DATA TO PROCESS =
○ ○ ○ ○ ○
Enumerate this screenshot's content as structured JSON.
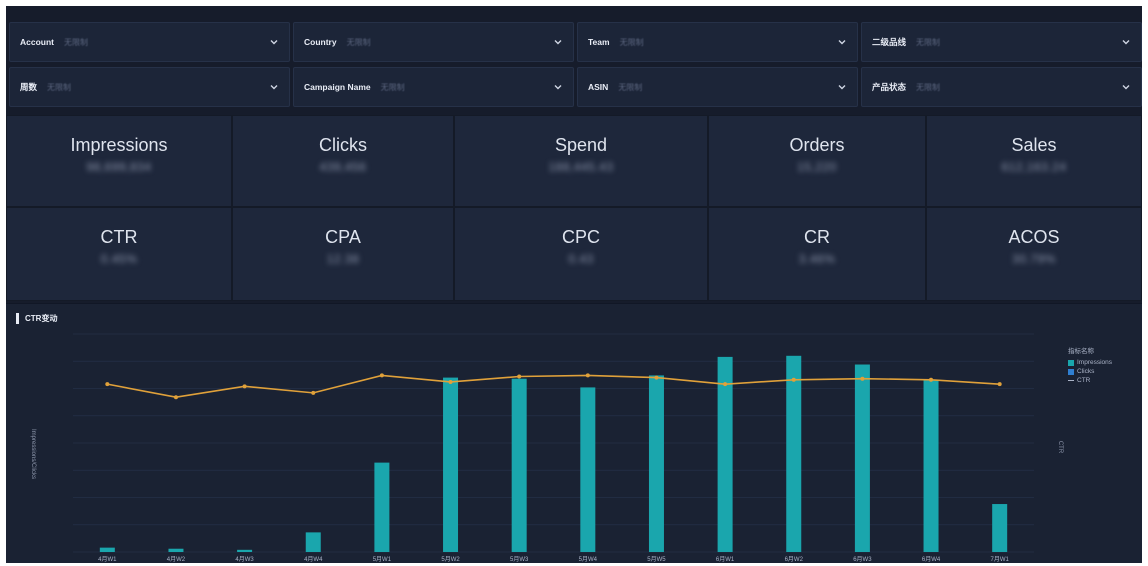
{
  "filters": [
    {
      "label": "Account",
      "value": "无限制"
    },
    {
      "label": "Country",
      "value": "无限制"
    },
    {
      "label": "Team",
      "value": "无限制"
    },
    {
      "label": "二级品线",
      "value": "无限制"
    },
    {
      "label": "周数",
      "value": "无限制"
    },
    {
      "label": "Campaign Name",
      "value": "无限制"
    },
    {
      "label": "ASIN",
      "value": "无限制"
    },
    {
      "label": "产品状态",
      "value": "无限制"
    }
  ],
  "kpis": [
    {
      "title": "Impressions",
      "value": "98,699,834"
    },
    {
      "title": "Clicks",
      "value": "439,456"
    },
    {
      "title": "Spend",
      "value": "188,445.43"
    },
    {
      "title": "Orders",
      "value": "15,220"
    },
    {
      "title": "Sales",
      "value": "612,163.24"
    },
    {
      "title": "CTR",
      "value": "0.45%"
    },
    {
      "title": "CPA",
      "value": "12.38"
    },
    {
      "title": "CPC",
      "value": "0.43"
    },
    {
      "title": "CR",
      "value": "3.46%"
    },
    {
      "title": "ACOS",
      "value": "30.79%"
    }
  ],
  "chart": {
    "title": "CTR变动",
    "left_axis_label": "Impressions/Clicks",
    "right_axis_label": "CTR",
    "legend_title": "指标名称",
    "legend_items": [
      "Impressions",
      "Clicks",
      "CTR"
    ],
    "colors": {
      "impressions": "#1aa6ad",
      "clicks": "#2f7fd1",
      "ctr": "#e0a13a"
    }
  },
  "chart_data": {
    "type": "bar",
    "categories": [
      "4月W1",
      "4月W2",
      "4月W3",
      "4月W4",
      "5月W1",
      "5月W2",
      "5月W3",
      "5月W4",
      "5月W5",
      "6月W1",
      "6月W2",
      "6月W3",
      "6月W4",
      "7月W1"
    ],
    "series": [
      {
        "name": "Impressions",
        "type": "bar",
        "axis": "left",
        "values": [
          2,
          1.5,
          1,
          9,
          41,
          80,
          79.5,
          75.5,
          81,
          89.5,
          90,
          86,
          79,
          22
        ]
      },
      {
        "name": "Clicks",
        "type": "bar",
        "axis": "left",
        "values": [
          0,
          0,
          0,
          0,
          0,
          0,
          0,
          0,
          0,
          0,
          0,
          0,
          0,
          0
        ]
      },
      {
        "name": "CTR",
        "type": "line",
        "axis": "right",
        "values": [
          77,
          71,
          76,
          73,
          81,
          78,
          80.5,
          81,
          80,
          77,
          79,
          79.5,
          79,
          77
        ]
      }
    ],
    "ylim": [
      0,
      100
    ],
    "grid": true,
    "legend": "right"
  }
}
○ ○ ○ ○ ○
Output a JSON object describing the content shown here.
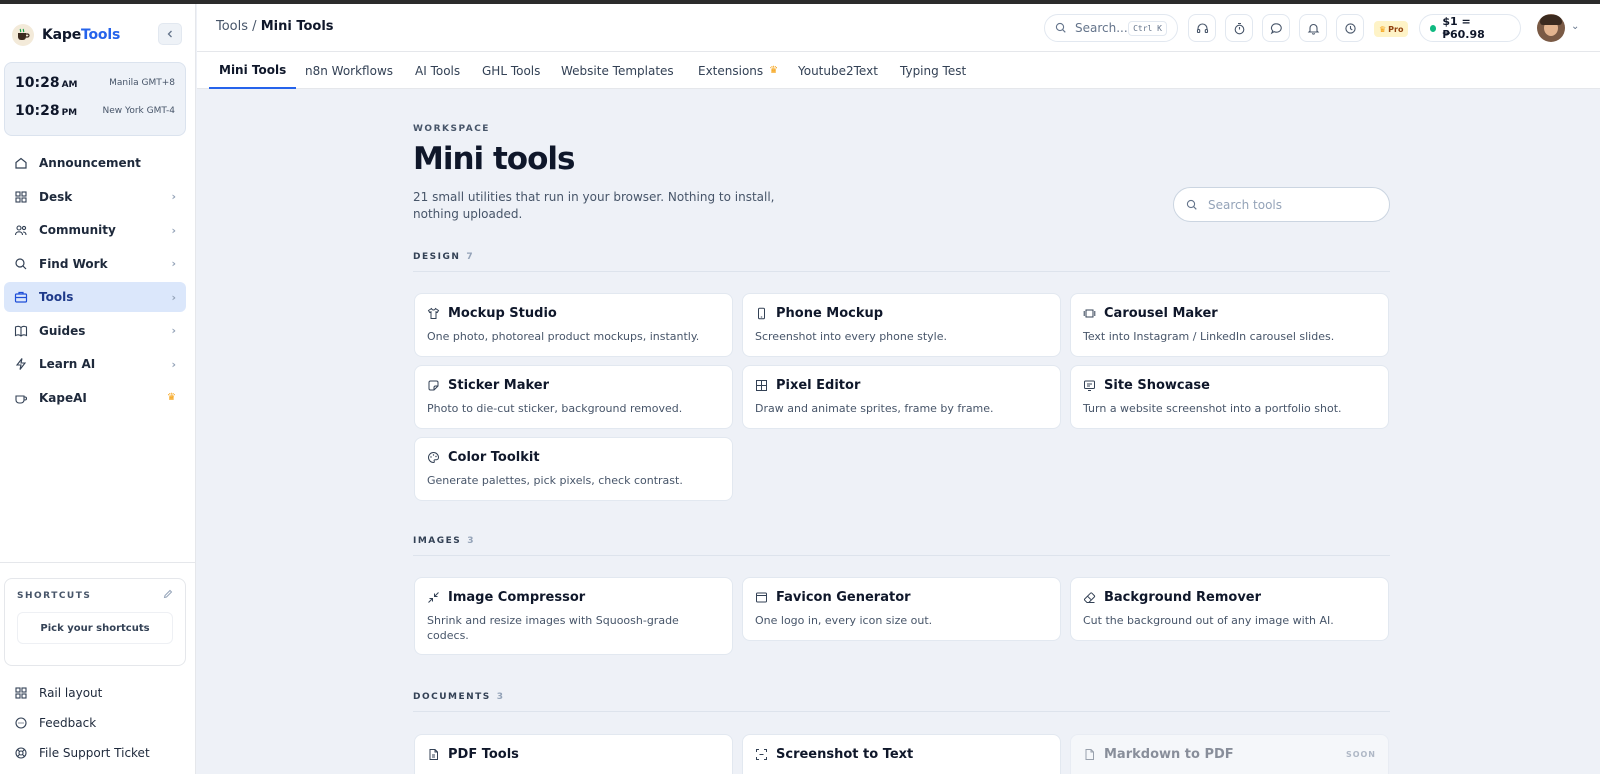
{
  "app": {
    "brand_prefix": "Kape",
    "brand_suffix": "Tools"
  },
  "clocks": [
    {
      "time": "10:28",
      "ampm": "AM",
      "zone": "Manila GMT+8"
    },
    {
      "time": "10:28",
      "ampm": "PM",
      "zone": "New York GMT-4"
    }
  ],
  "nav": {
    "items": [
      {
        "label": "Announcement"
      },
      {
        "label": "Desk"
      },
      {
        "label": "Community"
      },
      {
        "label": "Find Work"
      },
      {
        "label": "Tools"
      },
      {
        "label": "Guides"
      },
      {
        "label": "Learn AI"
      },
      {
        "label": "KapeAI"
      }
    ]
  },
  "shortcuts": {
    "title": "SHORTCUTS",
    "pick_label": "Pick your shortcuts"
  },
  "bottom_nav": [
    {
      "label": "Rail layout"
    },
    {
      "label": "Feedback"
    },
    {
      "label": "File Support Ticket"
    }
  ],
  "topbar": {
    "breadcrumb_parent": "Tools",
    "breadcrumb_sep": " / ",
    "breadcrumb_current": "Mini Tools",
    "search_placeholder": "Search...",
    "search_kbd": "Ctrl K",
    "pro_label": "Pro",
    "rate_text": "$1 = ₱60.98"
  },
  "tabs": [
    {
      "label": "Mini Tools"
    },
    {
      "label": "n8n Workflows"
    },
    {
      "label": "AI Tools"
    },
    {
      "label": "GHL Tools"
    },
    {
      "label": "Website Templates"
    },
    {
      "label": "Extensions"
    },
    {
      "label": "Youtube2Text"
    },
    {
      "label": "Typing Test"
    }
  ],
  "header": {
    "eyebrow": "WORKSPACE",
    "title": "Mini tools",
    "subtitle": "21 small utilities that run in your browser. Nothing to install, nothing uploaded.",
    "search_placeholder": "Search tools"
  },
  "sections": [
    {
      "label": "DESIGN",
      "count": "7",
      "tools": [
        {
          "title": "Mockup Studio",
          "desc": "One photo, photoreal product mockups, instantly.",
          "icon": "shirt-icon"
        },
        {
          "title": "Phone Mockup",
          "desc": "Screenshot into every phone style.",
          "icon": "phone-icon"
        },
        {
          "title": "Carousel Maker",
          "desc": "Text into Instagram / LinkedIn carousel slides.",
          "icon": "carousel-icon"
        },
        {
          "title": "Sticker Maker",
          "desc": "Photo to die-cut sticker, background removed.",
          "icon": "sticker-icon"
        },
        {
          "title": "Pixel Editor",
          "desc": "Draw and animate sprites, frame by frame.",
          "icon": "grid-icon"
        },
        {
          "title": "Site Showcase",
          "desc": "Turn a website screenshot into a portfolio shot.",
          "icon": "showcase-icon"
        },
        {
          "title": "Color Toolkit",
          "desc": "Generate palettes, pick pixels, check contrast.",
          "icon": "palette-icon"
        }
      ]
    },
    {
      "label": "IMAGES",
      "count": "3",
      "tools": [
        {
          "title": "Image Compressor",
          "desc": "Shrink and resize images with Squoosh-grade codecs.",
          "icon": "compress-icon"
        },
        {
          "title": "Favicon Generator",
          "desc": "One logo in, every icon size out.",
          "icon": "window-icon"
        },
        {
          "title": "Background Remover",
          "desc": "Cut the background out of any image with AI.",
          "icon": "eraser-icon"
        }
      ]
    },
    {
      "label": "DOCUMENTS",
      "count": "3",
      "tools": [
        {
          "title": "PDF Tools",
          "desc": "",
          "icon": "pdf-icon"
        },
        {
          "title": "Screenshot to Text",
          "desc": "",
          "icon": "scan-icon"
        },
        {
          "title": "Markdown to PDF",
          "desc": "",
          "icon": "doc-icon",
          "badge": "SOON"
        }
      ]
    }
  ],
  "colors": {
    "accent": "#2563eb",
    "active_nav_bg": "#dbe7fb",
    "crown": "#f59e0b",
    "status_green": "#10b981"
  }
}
○ ○ ○ ○ ○
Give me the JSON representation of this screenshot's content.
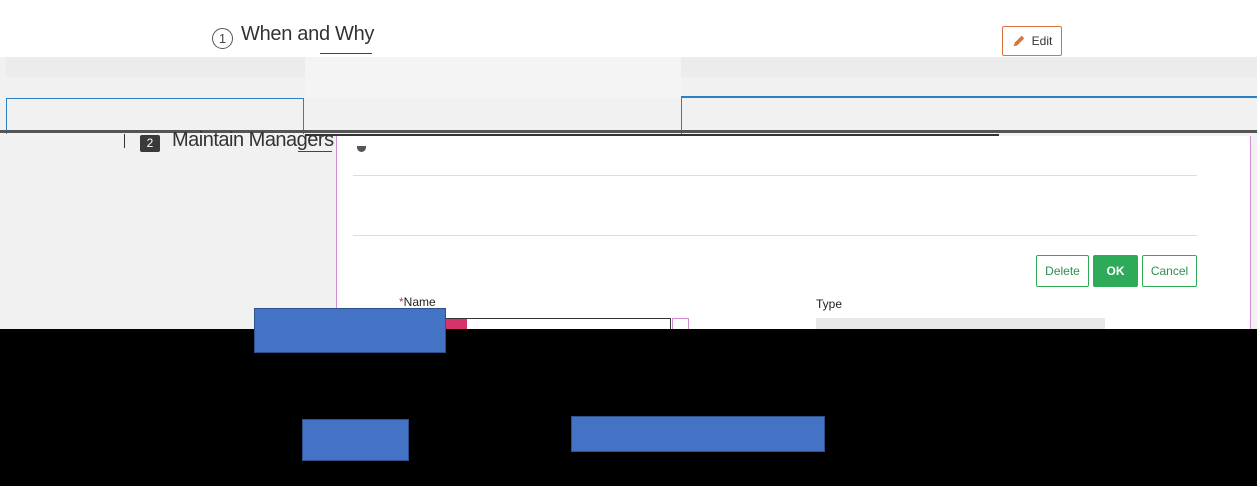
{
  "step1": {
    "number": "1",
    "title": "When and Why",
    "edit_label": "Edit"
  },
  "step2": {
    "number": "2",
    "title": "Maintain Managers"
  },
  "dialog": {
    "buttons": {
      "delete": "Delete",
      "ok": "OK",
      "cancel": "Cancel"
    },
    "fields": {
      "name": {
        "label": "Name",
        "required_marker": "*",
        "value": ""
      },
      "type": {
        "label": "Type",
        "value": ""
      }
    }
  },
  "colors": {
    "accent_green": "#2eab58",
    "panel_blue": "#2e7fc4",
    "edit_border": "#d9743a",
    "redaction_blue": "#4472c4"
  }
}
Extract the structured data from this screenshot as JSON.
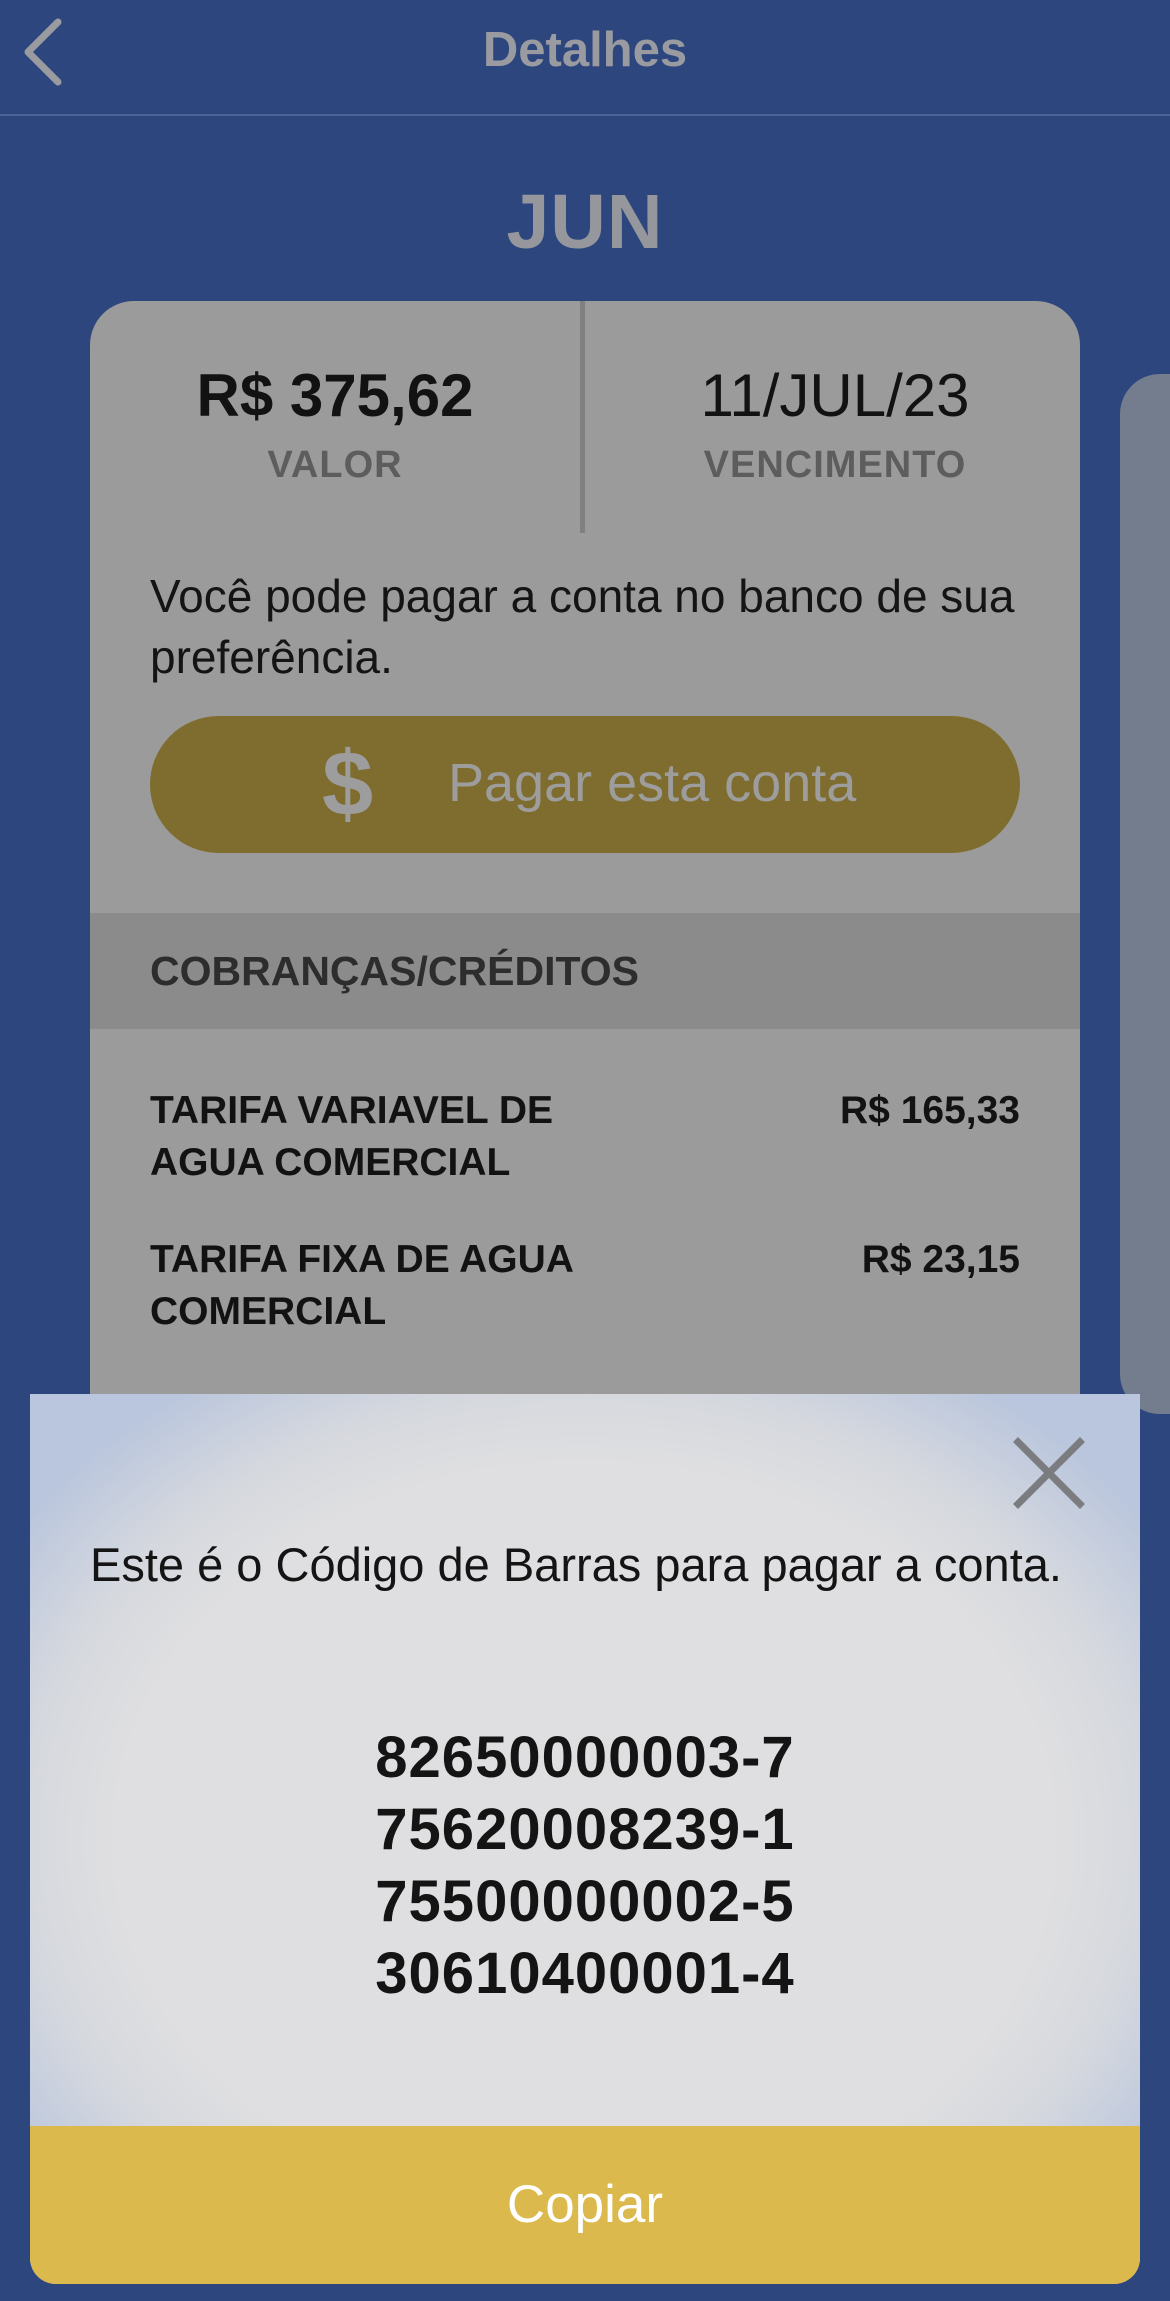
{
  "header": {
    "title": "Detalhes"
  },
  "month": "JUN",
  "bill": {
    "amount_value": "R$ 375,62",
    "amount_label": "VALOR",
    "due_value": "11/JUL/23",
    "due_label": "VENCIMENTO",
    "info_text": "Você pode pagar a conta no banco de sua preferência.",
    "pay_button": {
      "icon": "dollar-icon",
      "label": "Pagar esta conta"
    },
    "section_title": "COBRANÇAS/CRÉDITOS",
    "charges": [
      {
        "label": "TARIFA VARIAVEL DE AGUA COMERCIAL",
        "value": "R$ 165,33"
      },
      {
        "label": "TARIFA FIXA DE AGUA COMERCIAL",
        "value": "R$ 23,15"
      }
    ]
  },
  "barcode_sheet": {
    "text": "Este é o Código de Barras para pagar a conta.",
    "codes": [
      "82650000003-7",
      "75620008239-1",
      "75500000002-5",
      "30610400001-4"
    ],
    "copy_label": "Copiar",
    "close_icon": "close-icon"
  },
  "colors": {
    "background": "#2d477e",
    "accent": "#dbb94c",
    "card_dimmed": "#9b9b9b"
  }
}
○ ○ ○ ○ ○
WHAT TO PRODUCE =
Your task is to pick out every line with the string "this" and copy it.

REPLY TO THE TASK =
Enumerate this screenshot's content as structured JSON.
Give me the JSON representation of this screenshot's content.
Extract the structured data from this screenshot as JSON.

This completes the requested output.